**What you need to do**:
Return the records in full, exactly as given.

==== Excerpted data ====

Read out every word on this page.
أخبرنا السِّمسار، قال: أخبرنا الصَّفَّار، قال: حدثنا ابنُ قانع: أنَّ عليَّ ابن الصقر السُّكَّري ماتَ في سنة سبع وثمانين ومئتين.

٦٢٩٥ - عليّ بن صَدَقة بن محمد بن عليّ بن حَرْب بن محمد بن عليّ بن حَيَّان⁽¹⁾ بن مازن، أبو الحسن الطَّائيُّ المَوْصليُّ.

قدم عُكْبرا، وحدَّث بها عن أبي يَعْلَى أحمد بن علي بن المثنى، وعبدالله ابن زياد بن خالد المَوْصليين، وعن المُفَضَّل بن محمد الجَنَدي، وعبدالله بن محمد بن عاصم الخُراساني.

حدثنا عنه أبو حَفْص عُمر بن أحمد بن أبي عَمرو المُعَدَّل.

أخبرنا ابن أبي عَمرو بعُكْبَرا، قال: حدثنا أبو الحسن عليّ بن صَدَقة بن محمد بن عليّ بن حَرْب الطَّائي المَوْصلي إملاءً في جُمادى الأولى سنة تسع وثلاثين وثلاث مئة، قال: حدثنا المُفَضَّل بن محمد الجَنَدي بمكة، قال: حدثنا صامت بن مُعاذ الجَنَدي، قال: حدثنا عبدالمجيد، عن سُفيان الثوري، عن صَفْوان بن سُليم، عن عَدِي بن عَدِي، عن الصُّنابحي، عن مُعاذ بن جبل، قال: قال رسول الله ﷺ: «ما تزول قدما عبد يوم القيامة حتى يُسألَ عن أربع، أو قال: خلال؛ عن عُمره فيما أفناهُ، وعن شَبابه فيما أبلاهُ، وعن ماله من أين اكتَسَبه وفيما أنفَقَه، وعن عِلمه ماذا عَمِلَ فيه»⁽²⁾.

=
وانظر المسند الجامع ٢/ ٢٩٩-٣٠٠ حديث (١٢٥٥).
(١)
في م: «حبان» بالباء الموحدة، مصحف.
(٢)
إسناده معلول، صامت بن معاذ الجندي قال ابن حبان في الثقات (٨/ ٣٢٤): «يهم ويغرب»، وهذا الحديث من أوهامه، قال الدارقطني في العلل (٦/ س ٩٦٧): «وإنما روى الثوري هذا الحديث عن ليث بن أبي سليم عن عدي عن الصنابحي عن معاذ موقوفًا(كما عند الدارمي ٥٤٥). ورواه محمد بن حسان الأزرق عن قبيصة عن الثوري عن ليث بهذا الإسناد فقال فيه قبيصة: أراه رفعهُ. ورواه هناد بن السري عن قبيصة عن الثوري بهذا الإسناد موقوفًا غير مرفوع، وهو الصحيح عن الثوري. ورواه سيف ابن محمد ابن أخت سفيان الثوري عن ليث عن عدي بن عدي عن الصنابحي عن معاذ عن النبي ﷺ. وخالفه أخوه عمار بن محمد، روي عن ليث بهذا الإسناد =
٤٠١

====

**Task answer**:
Read out every word on this page.
أخبرنا السِّمسار، قال: أخبرنا الصَّفَّار، قال: حدثنا ابنُ قانع: أنَّ عليَّ ابن الصقر السُّكَّري ماتَ في سنة سبع وثمانين ومئتين.

٦٢٩٥ - عليّ بن صَدَقة بن محمد بن عليّ بن حَرْب بن محمد بن عليّ بن حَيَّان⁽¹⁾ بن مازن، أبو الحسن الطَّائيُّ المَوْصليُّ.

قدم عُكْبرا، وحدَّث بها عن أبي يَعْلَى أحمد بن علي بن المثنى، وعبدالله ابن زياد بن خالد المَوْصليين، وعن المُفَضَّل بن محمد الجَنَدي، وعبدالله بن محمد بن عاصم الخُراساني.

حدثنا عنه أبو حَفْص عُمر بن أحمد بن أبي عَمرو المُعَدَّل.

أخبرنا ابن أبي عَمرو بعُكْبَرا، قال: حدثنا أبو الحسن عليّ بن صَدَقة بن محمد بن عليّ بن حَرْب الطَّائي المَوْصلي إملاءً في جُمادى الأولى سنة تسع وثلاثين وثلاث مئة، قال: حدثنا المُفَضَّل بن محمد الجَنَدي بمكة، قال: حدثنا صامت بن مُعاذ الجَنَدي، قال: حدثنا عبدالمجيد، عن سُفيان الثوري، عن صَفْوان بن سُليم، عن عَدِي بن عَدِي، عن الصُّنابحي، عن مُعاذ بن جبل، قال: قال رسول الله ﷺ: «ما تزول قدما عبد يوم القيامة حتى يُسألَ عن أربع، أو قال: خلال؛ عن عُمره فيما أفناهُ، وعن شَبابه فيما أبلاهُ، وعن ماله من أين اكتَسَبه وفيما أنفَقَه، وعن عِلمه ماذا عَمِلَ فيه»⁽²⁾.

=
وانظر المسند الجامع ٢/ ٢٩٩-٣٠٠ حديث (١٢٥٥).
(١)
في م: «حبان» بالباء الموحدة، مصحف.
(٢)
إسناده معلول، صامت بن معاذ الجندي قال ابن حبان في الثقات (٨/ ٣٢٤): «يهم ويغرب»، وهذا الحديث من أوهامه، قال الدارقطني في العلل (٦/ س ٩٦٧): «وإنما روى الثوري هذا الحديث عن ليث بن أبي سليم عن عدي عن الصنابحي عن معاذ موقوفًا(كما عند الدارمي ٥٤٥). ورواه محمد بن حسان الأزرق عن قبيصة عن الثوري عن ليث بهذا الإسناد فقال فيه قبيصة: أراه رفعهُ. ورواه هناد بن السري عن قبيصة عن الثوري بهذا الإسناد موقوفًا غير مرفوع، وهو الصحيح عن الثوري. ورواه سيف ابن محمد ابن أخت سفيان الثوري عن ليث عن عدي بن عدي عن الصنابحي عن معاذ عن النبي ﷺ. وخالفه أخوه عمار بن محمد، روي عن ليث بهذا الإسناد =
٤٠١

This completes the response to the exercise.